A block of data
________

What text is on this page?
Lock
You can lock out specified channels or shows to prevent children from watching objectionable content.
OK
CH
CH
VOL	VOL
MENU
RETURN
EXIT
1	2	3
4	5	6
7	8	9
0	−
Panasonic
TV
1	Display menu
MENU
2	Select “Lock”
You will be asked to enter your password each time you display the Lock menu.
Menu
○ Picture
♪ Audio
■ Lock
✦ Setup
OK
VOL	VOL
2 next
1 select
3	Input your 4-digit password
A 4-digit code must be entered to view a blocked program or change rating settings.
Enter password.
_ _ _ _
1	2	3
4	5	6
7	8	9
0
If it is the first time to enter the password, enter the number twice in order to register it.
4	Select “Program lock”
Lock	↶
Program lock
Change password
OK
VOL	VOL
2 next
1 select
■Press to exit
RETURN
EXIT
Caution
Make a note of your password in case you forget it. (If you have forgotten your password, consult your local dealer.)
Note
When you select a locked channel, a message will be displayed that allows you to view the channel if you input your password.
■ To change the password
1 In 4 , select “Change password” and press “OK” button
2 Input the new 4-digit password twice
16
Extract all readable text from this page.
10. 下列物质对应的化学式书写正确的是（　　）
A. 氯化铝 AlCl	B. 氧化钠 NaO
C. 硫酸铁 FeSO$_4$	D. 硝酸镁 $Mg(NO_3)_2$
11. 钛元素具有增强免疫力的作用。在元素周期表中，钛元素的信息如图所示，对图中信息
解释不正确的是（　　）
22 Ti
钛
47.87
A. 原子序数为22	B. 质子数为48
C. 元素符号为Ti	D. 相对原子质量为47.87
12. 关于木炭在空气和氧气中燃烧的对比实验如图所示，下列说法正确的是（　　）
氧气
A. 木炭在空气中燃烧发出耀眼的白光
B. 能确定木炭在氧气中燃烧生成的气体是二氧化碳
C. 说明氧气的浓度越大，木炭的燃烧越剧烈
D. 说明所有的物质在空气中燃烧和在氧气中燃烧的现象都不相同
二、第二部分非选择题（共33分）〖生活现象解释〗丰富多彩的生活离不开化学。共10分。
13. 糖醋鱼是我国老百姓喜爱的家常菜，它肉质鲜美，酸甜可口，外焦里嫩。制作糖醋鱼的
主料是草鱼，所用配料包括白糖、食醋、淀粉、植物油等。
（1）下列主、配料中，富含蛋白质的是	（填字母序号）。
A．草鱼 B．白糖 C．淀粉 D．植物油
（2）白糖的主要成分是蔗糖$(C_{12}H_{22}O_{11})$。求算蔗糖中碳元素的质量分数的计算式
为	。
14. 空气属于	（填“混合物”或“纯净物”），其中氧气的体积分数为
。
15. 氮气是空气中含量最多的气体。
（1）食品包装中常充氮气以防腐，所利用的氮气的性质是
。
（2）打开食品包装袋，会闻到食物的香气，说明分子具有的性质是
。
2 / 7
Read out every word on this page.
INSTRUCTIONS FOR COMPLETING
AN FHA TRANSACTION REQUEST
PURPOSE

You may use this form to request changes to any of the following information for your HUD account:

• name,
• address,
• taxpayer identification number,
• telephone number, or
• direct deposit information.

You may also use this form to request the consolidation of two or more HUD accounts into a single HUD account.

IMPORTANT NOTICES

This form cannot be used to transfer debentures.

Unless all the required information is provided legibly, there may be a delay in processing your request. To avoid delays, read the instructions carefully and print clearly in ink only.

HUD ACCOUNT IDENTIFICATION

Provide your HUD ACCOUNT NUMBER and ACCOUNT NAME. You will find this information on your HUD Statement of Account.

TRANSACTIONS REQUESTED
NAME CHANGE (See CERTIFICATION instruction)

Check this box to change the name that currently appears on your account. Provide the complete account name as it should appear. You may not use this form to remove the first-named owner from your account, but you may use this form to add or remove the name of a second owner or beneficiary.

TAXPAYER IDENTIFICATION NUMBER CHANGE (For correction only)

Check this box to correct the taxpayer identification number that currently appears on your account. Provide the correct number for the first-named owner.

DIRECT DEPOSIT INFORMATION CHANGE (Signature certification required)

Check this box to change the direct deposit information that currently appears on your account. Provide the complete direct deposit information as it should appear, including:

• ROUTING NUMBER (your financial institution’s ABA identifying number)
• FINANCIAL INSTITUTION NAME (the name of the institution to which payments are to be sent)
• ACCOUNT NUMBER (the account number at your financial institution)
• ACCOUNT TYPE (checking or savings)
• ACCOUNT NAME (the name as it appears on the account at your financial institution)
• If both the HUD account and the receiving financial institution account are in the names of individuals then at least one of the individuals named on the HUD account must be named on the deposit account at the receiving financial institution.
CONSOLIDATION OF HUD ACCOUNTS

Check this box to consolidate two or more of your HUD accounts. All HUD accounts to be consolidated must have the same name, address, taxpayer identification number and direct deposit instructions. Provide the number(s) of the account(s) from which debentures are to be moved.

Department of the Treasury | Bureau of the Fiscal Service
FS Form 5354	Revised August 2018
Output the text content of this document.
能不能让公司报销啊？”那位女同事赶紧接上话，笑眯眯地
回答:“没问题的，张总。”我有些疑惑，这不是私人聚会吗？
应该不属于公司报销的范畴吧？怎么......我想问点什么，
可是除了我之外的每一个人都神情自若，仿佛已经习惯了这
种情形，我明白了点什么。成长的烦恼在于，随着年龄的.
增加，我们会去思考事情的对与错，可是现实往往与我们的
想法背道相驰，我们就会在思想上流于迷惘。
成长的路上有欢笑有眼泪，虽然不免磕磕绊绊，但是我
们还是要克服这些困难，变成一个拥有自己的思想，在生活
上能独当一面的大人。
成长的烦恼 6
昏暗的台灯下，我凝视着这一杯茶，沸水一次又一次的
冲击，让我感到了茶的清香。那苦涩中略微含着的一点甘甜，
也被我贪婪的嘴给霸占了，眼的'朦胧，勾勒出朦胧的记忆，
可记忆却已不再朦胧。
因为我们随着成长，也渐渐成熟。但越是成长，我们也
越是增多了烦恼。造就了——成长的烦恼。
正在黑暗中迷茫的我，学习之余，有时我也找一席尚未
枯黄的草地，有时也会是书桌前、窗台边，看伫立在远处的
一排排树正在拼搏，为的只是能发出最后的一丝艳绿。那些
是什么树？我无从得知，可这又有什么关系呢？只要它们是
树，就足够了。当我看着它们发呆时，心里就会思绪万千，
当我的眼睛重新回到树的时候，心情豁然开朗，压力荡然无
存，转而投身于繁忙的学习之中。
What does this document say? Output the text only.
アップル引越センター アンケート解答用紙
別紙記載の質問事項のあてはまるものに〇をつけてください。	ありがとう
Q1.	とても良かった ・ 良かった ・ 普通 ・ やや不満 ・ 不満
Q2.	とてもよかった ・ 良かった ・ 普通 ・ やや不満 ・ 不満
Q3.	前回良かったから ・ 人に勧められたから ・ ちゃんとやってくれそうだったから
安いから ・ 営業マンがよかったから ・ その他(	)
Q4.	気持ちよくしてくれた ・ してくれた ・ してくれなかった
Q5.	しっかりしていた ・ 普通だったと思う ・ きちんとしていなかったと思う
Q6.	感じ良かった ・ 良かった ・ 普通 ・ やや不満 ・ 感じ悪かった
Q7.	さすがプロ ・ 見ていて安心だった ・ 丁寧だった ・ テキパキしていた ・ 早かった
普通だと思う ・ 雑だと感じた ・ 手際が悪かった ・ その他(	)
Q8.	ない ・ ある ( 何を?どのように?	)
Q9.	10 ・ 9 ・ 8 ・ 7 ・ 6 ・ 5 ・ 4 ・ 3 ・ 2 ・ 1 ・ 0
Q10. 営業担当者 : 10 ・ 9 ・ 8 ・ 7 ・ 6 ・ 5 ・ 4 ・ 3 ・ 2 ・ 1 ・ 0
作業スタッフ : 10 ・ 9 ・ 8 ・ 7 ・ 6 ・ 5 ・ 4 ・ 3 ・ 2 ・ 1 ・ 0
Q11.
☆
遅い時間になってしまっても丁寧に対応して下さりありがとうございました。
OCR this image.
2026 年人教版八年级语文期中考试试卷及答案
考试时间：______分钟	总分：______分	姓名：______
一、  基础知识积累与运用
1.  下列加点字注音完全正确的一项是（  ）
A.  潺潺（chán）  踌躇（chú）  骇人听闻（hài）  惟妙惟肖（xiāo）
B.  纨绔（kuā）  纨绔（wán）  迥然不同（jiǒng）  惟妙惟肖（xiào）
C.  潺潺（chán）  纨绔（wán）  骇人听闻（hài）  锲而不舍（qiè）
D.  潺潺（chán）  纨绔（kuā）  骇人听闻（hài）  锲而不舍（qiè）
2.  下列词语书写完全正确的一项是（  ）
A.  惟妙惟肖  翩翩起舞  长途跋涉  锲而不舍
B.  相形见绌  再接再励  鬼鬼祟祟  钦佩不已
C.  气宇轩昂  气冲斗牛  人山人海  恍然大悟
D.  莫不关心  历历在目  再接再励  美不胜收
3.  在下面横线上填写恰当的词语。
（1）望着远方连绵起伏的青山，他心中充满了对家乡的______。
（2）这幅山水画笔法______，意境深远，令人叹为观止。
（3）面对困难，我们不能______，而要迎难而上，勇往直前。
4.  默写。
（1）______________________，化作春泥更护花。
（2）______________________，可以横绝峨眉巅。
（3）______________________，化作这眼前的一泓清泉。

________

Search the data for "やや不満" and list every line in which it occurs.

Q1.	とても良かった ・ 良かった ・ 普通 ・ やや不満 ・ 不満
Q2.	とてもよかった ・ 良かった ・ 普通 ・ やや不満 ・ 不満
Q6.	感じ良かった ・ 良かった ・ 普通 ・ やや不満 ・ 感じ悪かった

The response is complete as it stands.